REQUIREMENTS: Each entry below is to be transcribed exactly.

EXERCISE INPUTS:
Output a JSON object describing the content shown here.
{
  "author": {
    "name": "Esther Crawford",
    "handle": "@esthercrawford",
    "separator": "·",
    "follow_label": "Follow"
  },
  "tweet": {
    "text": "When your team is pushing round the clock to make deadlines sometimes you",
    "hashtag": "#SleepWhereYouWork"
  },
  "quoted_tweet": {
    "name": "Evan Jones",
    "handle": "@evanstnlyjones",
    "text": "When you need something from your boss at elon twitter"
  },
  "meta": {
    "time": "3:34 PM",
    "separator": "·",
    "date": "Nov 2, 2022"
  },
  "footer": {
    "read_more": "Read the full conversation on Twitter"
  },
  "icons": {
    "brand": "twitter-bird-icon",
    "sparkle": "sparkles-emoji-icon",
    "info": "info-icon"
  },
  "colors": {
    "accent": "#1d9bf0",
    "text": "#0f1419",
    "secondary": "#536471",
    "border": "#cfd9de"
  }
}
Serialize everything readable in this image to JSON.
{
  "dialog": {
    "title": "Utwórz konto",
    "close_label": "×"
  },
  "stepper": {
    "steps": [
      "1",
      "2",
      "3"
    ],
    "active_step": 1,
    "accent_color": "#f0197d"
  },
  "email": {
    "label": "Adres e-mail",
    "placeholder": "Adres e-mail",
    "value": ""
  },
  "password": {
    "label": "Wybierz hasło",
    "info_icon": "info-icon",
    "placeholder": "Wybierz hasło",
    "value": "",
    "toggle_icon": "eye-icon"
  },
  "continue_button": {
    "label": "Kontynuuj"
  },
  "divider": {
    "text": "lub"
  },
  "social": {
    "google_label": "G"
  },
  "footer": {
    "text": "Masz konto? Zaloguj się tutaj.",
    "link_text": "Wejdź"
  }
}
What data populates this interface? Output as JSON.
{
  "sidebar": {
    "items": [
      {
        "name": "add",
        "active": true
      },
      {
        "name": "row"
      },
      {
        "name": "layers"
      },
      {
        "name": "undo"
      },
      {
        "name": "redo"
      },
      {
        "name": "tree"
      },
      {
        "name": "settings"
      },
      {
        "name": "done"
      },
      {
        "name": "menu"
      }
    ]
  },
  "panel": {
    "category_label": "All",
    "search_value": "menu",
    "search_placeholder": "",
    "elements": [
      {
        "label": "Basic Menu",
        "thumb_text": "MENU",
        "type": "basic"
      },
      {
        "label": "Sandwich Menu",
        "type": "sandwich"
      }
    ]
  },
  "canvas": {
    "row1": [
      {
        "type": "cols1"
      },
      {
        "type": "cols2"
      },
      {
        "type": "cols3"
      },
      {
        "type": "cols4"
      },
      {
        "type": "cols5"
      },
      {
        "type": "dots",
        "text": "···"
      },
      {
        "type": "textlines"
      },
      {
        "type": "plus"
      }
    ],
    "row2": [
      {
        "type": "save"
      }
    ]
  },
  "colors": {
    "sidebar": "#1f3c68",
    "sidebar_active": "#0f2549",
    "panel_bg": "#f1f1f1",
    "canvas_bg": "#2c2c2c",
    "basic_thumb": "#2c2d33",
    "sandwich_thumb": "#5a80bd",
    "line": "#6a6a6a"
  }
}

REPLY:
Output a JSON object describing the content shown here.
{
  "author": {
    "name": "Esther Crawford",
    "handle": "@esthercrawford",
    "separator": "·",
    "follow_label": "Follow"
  },
  "tweet": {
    "text": "When your team is pushing round the clock to make deadlines sometimes you",
    "hashtag": "#SleepWhereYouWork"
  },
  "quoted_tweet": {
    "name": "Evan Jones",
    "handle": "@evanstnlyjones",
    "text": "When you need something from your boss at elon twitter"
  },
  "meta": {
    "time": "3:34 PM",
    "separator": "·",
    "date": "Nov 2, 2022"
  },
  "footer": {
    "read_more": "Read the full conversation on Twitter"
  },
  "icons": {
    "brand": "twitter-bird-icon",
    "sparkle": "sparkles-emoji-icon",
    "info": "info-icon"
  },
  "colors": {
    "accent": "#1d9bf0",
    "text": "#0f1419",
    "secondary": "#536471",
    "border": "#cfd9de"
  }
}
Serialize everything readable in this image to JSON.
{
  "dialog": {
    "title": "Utwórz konto",
    "close_label": "×"
  },
  "stepper": {
    "steps": [
      "1",
      "2",
      "3"
    ],
    "active_step": 1,
    "accent_color": "#f0197d"
  },
  "email": {
    "label": "Adres e-mail",
    "placeholder": "Adres e-mail",
    "value": ""
  },
  "password": {
    "label": "Wybierz hasło",
    "info_icon": "info-icon",
    "placeholder": "Wybierz hasło",
    "value": "",
    "toggle_icon": "eye-icon"
  },
  "continue_button": {
    "label": "Kontynuuj"
  },
  "divider": {
    "text": "lub"
  },
  "social": {
    "google_label": "G"
  },
  "footer": {
    "text": "Masz konto? Zaloguj się tutaj.",
    "link_text": "Wejdź"
  }
}
What data populates this interface? Output as JSON.
{
  "sidebar": {
    "items": [
      {
        "name": "add",
        "active": true
      },
      {
        "name": "row"
      },
      {
        "name": "layers"
      },
      {
        "name": "undo"
      },
      {
        "name": "redo"
      },
      {
        "name": "tree"
      },
      {
        "name": "settings"
      },
      {
        "name": "done"
      },
      {
        "name": "menu"
      }
    ]
  },
  "panel": {
    "category_label": "All",
    "search_value": "menu",
    "search_placeholder": "",
    "elements": [
      {
        "label": "Basic Menu",
        "thumb_text": "MENU",
        "type": "basic"
      },
      {
        "label": "Sandwich Menu",
        "type": "sandwich"
      }
    ]
  },
  "canvas": {
    "row1": [
      {
        "type": "cols1"
      },
      {
        "type": "cols2"
      },
      {
        "type": "cols3"
      },
      {
        "type": "cols4"
      },
      {
        "type": "cols5"
      },
      {
        "type": "dots",
        "text": "···"
      },
      {
        "type": "textlines"
      },
      {
        "type": "plus"
      }
    ],
    "row2": [
      {
        "type": "save"
      }
    ]
  },
  "colors": {
    "sidebar": "#1f3c68",
    "sidebar_active": "#0f2549",
    "panel_bg": "#f1f1f1",
    "canvas_bg": "#2c2c2c",
    "basic_thumb": "#2c2d33",
    "sandwich_thumb": "#5a80bd",
    "line": "#6a6a6a"
  }
}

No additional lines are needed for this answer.